▸ YOUR GOAL
Repeat every record below exactly as written.

================================

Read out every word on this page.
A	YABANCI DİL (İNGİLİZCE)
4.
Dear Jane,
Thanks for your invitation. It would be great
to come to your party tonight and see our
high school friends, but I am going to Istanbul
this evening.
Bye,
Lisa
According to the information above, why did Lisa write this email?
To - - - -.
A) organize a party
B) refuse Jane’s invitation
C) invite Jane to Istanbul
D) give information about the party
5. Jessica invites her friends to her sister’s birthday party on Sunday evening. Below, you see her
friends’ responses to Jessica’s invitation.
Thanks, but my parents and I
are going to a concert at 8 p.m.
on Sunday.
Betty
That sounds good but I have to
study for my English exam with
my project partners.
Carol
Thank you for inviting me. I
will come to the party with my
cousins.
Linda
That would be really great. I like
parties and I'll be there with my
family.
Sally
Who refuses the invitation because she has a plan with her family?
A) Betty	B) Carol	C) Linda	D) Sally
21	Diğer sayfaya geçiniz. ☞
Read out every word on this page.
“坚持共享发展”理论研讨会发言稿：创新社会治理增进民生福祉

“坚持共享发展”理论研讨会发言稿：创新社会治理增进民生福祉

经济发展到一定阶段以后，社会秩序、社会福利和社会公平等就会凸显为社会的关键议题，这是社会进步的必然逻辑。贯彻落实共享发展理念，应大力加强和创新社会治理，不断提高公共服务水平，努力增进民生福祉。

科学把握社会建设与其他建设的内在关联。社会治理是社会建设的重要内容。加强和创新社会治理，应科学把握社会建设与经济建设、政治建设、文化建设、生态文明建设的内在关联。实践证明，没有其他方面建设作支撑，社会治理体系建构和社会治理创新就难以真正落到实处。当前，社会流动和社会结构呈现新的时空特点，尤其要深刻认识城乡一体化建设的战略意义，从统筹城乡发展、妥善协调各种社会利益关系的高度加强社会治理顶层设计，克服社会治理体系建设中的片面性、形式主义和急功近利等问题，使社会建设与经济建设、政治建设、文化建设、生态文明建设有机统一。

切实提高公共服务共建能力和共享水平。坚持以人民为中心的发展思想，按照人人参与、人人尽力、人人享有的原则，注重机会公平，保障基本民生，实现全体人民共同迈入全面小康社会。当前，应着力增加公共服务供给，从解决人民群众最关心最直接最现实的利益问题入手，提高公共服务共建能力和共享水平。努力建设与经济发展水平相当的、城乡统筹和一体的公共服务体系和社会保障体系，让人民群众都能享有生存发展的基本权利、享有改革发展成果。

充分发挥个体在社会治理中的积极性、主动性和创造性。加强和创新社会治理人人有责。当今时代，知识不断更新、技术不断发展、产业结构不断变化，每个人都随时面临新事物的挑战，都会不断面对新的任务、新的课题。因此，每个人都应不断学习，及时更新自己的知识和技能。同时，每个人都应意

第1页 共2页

================================

▸ RESULT
Read out every word on this page.
A	YABANCI DİL (İNGİLİZCE)
4.
Dear Jane,
Thanks for your invitation. It would be great
to come to your party tonight and see our
high school friends, but I am going to Istanbul
this evening.
Bye,
Lisa
According to the information above, why did Lisa write this email?
To - - - -.
A) organize a party
B) refuse Jane’s invitation
C) invite Jane to Istanbul
D) give information about the party
5. Jessica invites her friends to her sister’s birthday party on Sunday evening. Below, you see her
friends’ responses to Jessica’s invitation.
Thanks, but my parents and I
are going to a concert at 8 p.m.
on Sunday.
Betty
That sounds good but I have to
study for my English exam with
my project partners.
Carol
Thank you for inviting me. I
will come to the party with my
cousins.
Linda
That would be really great. I like
parties and I'll be there with my
family.
Sally
Who refuses the invitation because she has a plan with her family?
A) Betty	B) Carol	C) Linda	D) Sally
21	Diğer sayfaya geçiniz. ☞
Read out every word on this page.
“坚持共享发展”理论研讨会发言稿：创新社会治理增进民生福祉

“坚持共享发展”理论研讨会发言稿：创新社会治理增进民生福祉

经济发展到一定阶段以后，社会秩序、社会福利和社会公平等就会凸显为社会的关键议题，这是社会进步的必然逻辑。贯彻落实共享发展理念，应大力加强和创新社会治理，不断提高公共服务水平，努力增进民生福祉。

科学把握社会建设与其他建设的内在关联。社会治理是社会建设的重要内容。加强和创新社会治理，应科学把握社会建设与经济建设、政治建设、文化建设、生态文明建设的内在关联。实践证明，没有其他方面建设作支撑，社会治理体系建构和社会治理创新就难以真正落到实处。当前，社会流动和社会结构呈现新的时空特点，尤其要深刻认识城乡一体化建设的战略意义，从统筹城乡发展、妥善协调各种社会利益关系的高度加强社会治理顶层设计，克服社会治理体系建设中的片面性、形式主义和急功近利等问题，使社会建设与经济建设、政治建设、文化建设、生态文明建设有机统一。

切实提高公共服务共建能力和共享水平。坚持以人民为中心的发展思想，按照人人参与、人人尽力、人人享有的原则，注重机会公平，保障基本民生，实现全体人民共同迈入全面小康社会。当前，应着力增加公共服务供给，从解决人民群众最关心最直接最现实的利益问题入手，提高公共服务共建能力和共享水平。努力建设与经济发展水平相当的、城乡统筹和一体的公共服务体系和社会保障体系，让人民群众都能享有生存发展的基本权利、享有改革发展成果。

充分发挥个体在社会治理中的积极性、主动性和创造性。加强和创新社会治理人人有责。当今时代，知识不断更新、技术不断发展、产业结构不断变化，每个人都随时面临新事物的挑战，都会不断面对新的任务、新的课题。因此，每个人都应不断学习，及时更新自己的知识和技能。同时，每个人都应意

第1页 共2页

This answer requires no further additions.